## Start
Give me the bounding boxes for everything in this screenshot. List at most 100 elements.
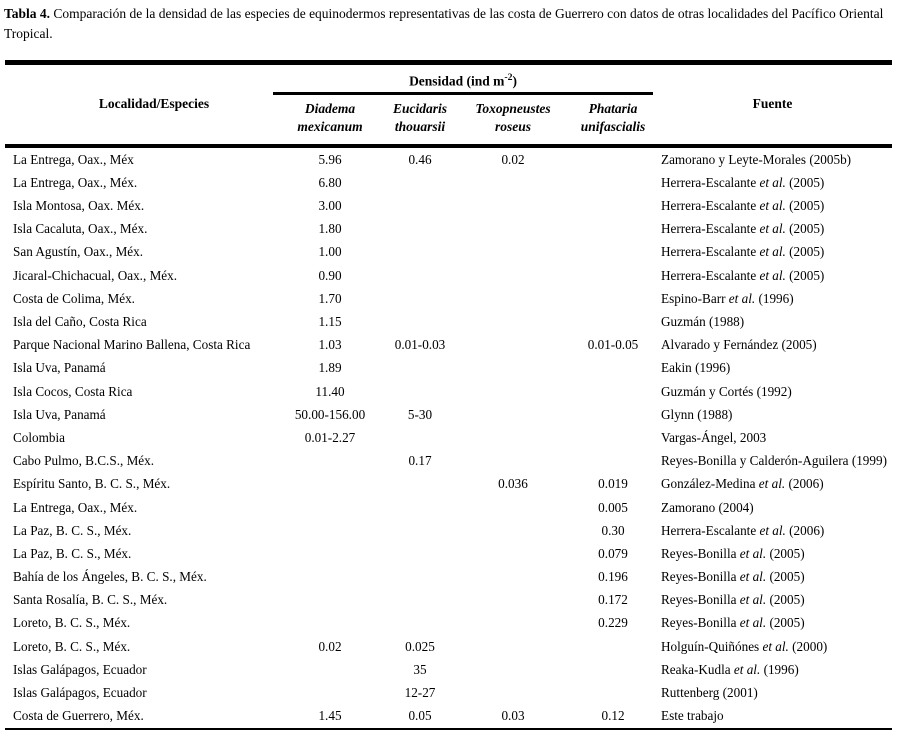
cell-diadema [273, 681, 387, 704]
cell-phataria [573, 658, 653, 681]
table-row: La Entrega, Oax., Méx. 0.005 Zamorano (200… [5, 496, 892, 519]
cell-fuente: Holguín-Quiñónes et al. (2000) [661, 638, 828, 654]
cell-eucidaris [387, 426, 453, 449]
species-epithet: unifascialis [580, 118, 646, 134]
table-row: Costa de Guerrero, Méx. 1.45 0.05 0.03 0.12 E… [5, 705, 892, 730]
cell-localidad: Isla Montosa, Oax. Méx. [13, 198, 145, 214]
cell-localidad: Parque Nacional Marino Ballena, Costa Ri… [13, 337, 251, 353]
cell-fuente: Espino-Barr et al. (1996) [661, 290, 794, 306]
cell-toxopneustes [453, 264, 573, 287]
cell-eucidaris [387, 473, 453, 496]
cell-phataria: 0.196 [598, 569, 628, 585]
cell-fuente: Ruttenberg (2001) [661, 685, 758, 700]
cell-localidad: Santa Rosalía, B. C. S., Méx. [13, 592, 168, 608]
table-caption-text: Comparación de la densidad de las especi… [4, 6, 884, 42]
cell-toxopneustes [453, 218, 573, 241]
column-header-eucidaris-thouarsii: Eucidaris thouarsii [387, 94, 453, 147]
cell-diadema: 0.90 [318, 267, 342, 283]
cell-eucidaris [387, 310, 453, 333]
cell-eucidaris [387, 218, 453, 241]
table-row: Islas Galápagos, Ecuador 35 Reaka-Kudla et… [5, 658, 892, 681]
cell-diadema: 6.80 [318, 174, 342, 190]
cell-toxopneustes [453, 635, 573, 658]
column-header-diadema-mexicanum: Diadema mexicanum [273, 94, 387, 147]
cell-toxopneustes [453, 658, 573, 681]
cell-localidad: Islas Galápagos, Ecuador [13, 661, 147, 677]
cell-phataria [573, 241, 653, 264]
cell-diadema [273, 589, 387, 612]
cell-eucidaris [387, 287, 453, 310]
table-row: Bahía de los Ángeles, B. C. S., Méx. 0.19… [5, 565, 892, 588]
cell-phataria [573, 287, 653, 310]
species-genus: Eucidaris [392, 101, 447, 116]
table-row: La Paz, B. C. S., Méx. 0.30 Herrera-Escala… [5, 519, 892, 542]
cell-diadema: 50.00-156.00 [294, 406, 366, 422]
table-row: Islas Galápagos, Ecuador 12-27 Ruttenberg … [5, 681, 892, 704]
cell-fuente: Reyes-Bonilla et al. (2005) [661, 592, 805, 608]
densidad-superscript: -2 [504, 71, 513, 83]
cell-localidad: Isla Cacaluta, Oax., Méx. [13, 221, 148, 237]
cell-diadema: 1.70 [318, 290, 342, 306]
species-epithet: roseus [494, 118, 531, 134]
cell-toxopneustes [453, 357, 573, 380]
cell-eucidaris: 12-27 [404, 685, 436, 700]
cell-fuente: Herrera-Escalante et al. (2005) [661, 198, 825, 214]
cell-eucidaris [387, 380, 453, 403]
cell-toxopneustes [453, 380, 573, 403]
table-body: La Entrega, Oax., Méx 5.96 0.46 0.02 Zamoran… [5, 146, 892, 730]
cell-fuente: Zamorano (2004) [661, 499, 754, 515]
column-group-header-densidad: Densidad (ind m-2) [273, 62, 654, 95]
cell-toxopneustes [453, 310, 573, 333]
cell-eucidaris [387, 565, 453, 588]
cell-diadema: 5.96 [318, 151, 342, 167]
cell-diadema: 0.01-2.27 [304, 429, 356, 445]
cell-phataria [573, 681, 653, 704]
cell-toxopneustes: 0.036 [498, 476, 528, 492]
cell-localidad: La Paz, B. C. S., Méx. [13, 545, 132, 561]
cell-eucidaris [387, 542, 453, 565]
table-row: Isla del Caño, Costa Rica 1.15 Guzmán (198… [5, 310, 892, 333]
cell-phataria [573, 171, 653, 194]
cell-fuente: González-Medina et al. (2006) [661, 476, 824, 492]
cell-toxopneustes [453, 519, 573, 542]
densidad-label-post: ) [512, 73, 517, 88]
table-row: Espíritu Santo, B. C. S., Méx. 0.036 0.019… [5, 473, 892, 496]
cell-phataria [573, 635, 653, 658]
species-epithet: mexicanum [297, 118, 363, 134]
cell-localidad: Cabo Pulmo, B.C.S., Méx. [13, 453, 155, 469]
cell-eucidaris [387, 496, 453, 519]
table-row: San Agustín, Oax., Méx. 1.00 Herrera-Escal… [5, 241, 892, 264]
species-genus: Phataria [588, 101, 638, 116]
table-row: Jicaral-Chichacual, Oax., Méx. 0.90 Herrer… [5, 264, 892, 287]
cell-diadema: 3.00 [318, 198, 342, 214]
table-row: La Entrega, Oax., Méx. 6.80 Herrera-Escala… [5, 171, 892, 194]
cell-toxopneustes [453, 450, 573, 473]
cell-phataria: 0.005 [598, 499, 628, 515]
cell-eucidaris [387, 519, 453, 542]
cell-toxopneustes [453, 612, 573, 635]
cell-fuente: Herrera-Escalante et al. (2005) [661, 244, 825, 260]
cell-fuente: Reyes-Bonilla et al. (2005) [661, 615, 805, 631]
cell-phataria [573, 218, 653, 241]
cell-phataria [573, 426, 653, 449]
cell-diadema: 1.80 [318, 221, 342, 237]
table-row: Isla Montosa, Oax. Méx. 3.00 Herrera-Escal… [5, 194, 892, 217]
cell-localidad: Loreto, B. C. S., Méx. [13, 615, 131, 631]
cell-diadema: 0.02 [318, 638, 342, 654]
cell-localidad: Costa de Guerrero, Méx. [13, 708, 144, 724]
cell-phataria: 0.229 [598, 615, 628, 631]
cell-phataria [573, 194, 653, 217]
cell-eucidaris: 35 [413, 661, 427, 677]
cell-fuente: Reyes-Bonilla y Calderón-Aguilera (1999) [661, 453, 887, 469]
cell-localidad: Costa de Colima, Méx. [13, 290, 135, 306]
table-row: La Paz, B. C. S., Méx. 0.079 Reyes-Bonilla… [5, 542, 892, 565]
table-row: Cabo Pulmo, B.C.S., Méx. 0.17 Reyes-Bonill… [5, 450, 892, 473]
cell-eucidaris: 0.025 [405, 638, 435, 654]
cell-toxopneustes [453, 496, 573, 519]
cell-diadema: 1.00 [318, 244, 342, 260]
cell-diadema [273, 612, 387, 635]
cell-phataria: 0.079 [598, 545, 628, 561]
cell-diadema: 1.45 [318, 708, 342, 724]
cell-toxopneustes [453, 241, 573, 264]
## End
Reproduce all of the data above verbatim, leaving out the picture.

Expected answer –
Give me the bounding boxes for everything in this screenshot. List at most 100 elements.
cell-diadema [273, 681, 387, 704]
cell-phataria [573, 658, 653, 681]
table-row: La Entrega, Oax., Méx. 0.005 Zamorano (200… [5, 496, 892, 519]
cell-fuente: Holguín-Quiñónes et al. (2000) [661, 638, 828, 654]
cell-eucidaris [387, 426, 453, 449]
species-epithet: unifascialis [580, 118, 646, 134]
table-row: Costa de Guerrero, Méx. 1.45 0.05 0.03 0.12 E… [5, 705, 892, 730]
cell-localidad: Isla Montosa, Oax. Méx. [13, 198, 145, 214]
cell-localidad: Parque Nacional Marino Ballena, Costa Ri… [13, 337, 251, 353]
cell-fuente: Espino-Barr et al. (1996) [661, 290, 794, 306]
cell-toxopneustes [453, 264, 573, 287]
cell-eucidaris [387, 473, 453, 496]
cell-phataria: 0.196 [598, 569, 628, 585]
cell-fuente: Ruttenberg (2001) [661, 685, 758, 700]
cell-localidad: Santa Rosalía, B. C. S., Méx. [13, 592, 168, 608]
table-caption-text: Comparación de la densidad de las especi… [4, 6, 884, 42]
cell-toxopneustes [453, 218, 573, 241]
column-header-eucidaris-thouarsii: Eucidaris thouarsii [387, 94, 453, 147]
cell-diadema: 0.90 [318, 267, 342, 283]
cell-eucidaris [387, 310, 453, 333]
cell-eucidaris [387, 218, 453, 241]
table-row: Islas Galápagos, Ecuador 35 Reaka-Kudla et… [5, 658, 892, 681]
cell-diadema: 6.80 [318, 174, 342, 190]
cell-toxopneustes [453, 635, 573, 658]
column-header-diadema-mexicanum: Diadema mexicanum [273, 94, 387, 147]
cell-toxopneustes [453, 658, 573, 681]
cell-localidad: Islas Galápagos, Ecuador [13, 661, 147, 677]
cell-phataria [573, 241, 653, 264]
cell-diadema [273, 589, 387, 612]
cell-eucidaris [387, 287, 453, 310]
table-row: Bahía de los Ángeles, B. C. S., Méx. 0.19… [5, 565, 892, 588]
cell-phataria [573, 287, 653, 310]
species-genus: Eucidaris [392, 101, 447, 116]
table-row: La Paz, B. C. S., Méx. 0.30 Herrera-Escala… [5, 519, 892, 542]
cell-diadema: 50.00-156.00 [294, 406, 366, 422]
table-row: Islas Galápagos, Ecuador 12-27 Ruttenberg … [5, 681, 892, 704]
cell-fuente: Reyes-Bonilla et al. (2005) [661, 592, 805, 608]
densidad-superscript: -2 [504, 71, 513, 83]
cell-localidad: Isla Cacaluta, Oax., Méx. [13, 221, 148, 237]
cell-diadema: 1.70 [318, 290, 342, 306]
species-epithet: roseus [494, 118, 531, 134]
cell-toxopneustes [453, 357, 573, 380]
cell-eucidaris: 12-27 [404, 685, 436, 700]
cell-fuente: Herrera-Escalante et al. (2005) [661, 198, 825, 214]
cell-eucidaris [387, 380, 453, 403]
cell-toxopneustes [453, 380, 573, 403]
table-body: La Entrega, Oax., Méx 5.96 0.46 0.02 Zamoran… [5, 146, 892, 730]
cell-fuente: Zamorano (2004) [661, 499, 754, 515]
column-group-header-densidad: Densidad (ind m-2) [273, 62, 654, 95]
cell-toxopneustes [453, 310, 573, 333]
cell-eucidaris [387, 565, 453, 588]
cell-diadema: 5.96 [318, 151, 342, 167]
cell-diadema: 0.01-2.27 [304, 429, 356, 445]
cell-phataria [573, 681, 653, 704]
cell-toxopneustes: 0.036 [498, 476, 528, 492]
cell-localidad: La Paz, B. C. S., Méx. [13, 545, 132, 561]
cell-eucidaris [387, 542, 453, 565]
table-row: Isla del Caño, Costa Rica 1.15 Guzmán (198… [5, 310, 892, 333]
cell-phataria [573, 171, 653, 194]
cell-fuente: González-Medina et al. (2006) [661, 476, 824, 492]
cell-toxopneustes [453, 519, 573, 542]
densidad-label-post: ) [512, 73, 517, 88]
table-row: Espíritu Santo, B. C. S., Méx. 0.036 0.019… [5, 473, 892, 496]
cell-phataria [573, 635, 653, 658]
species-epithet: mexicanum [297, 118, 363, 134]
cell-localidad: Cabo Pulmo, B.C.S., Méx. [13, 453, 155, 469]
cell-eucidaris [387, 496, 453, 519]
table-row: San Agustín, Oax., Méx. 1.00 Herrera-Escal… [5, 241, 892, 264]
species-genus: Phataria [588, 101, 638, 116]
table-row: Jicaral-Chichacual, Oax., Méx. 0.90 Herrer… [5, 264, 892, 287]
cell-diadema: 3.00 [318, 198, 342, 214]
table-row: La Entrega, Oax., Méx. 6.80 Herrera-Escala… [5, 171, 892, 194]
cell-toxopneustes [453, 450, 573, 473]
cell-phataria: 0.005 [598, 499, 628, 515]
cell-eucidaris [387, 519, 453, 542]
cell-toxopneustes [453, 612, 573, 635]
cell-fuente: Herrera-Escalante et al. (2005) [661, 244, 825, 260]
cell-fuente: Reyes-Bonilla et al. (2005) [661, 615, 805, 631]
cell-phataria [573, 218, 653, 241]
cell-phataria [573, 426, 653, 449]
cell-diadema: 1.80 [318, 221, 342, 237]
table-row: Isla Montosa, Oax. Méx. 3.00 Herrera-Escal… [5, 194, 892, 217]
cell-localidad: Loreto, B. C. S., Méx. [13, 615, 131, 631]
cell-diadema: 0.02 [318, 638, 342, 654]
cell-localidad: Costa de Guerrero, Méx. [13, 708, 144, 724]
cell-phataria: 0.229 [598, 615, 628, 631]
cell-phataria [573, 194, 653, 217]
cell-eucidaris: 35 [413, 661, 427, 677]
cell-fuente: Reyes-Bonilla y Calderón-Aguilera (1999) [661, 453, 887, 469]
cell-localidad: Costa de Colima, Méx. [13, 290, 135, 306]
table-row: La Paz, B. C. S., Méx. 0.079 Reyes-Bonilla… [5, 542, 892, 565]
table-row: Cabo Pulmo, B.C.S., Méx. 0.17 Reyes-Bonill… [5, 450, 892, 473]
cell-eucidaris: 0.025 [405, 638, 435, 654]
cell-toxopneustes [453, 496, 573, 519]
cell-diadema: 1.00 [318, 244, 342, 260]
cell-diadema [273, 612, 387, 635]
cell-phataria: 0.079 [598, 545, 628, 561]
cell-diadema: 1.45 [318, 708, 342, 724]
cell-toxopneustes [453, 241, 573, 264]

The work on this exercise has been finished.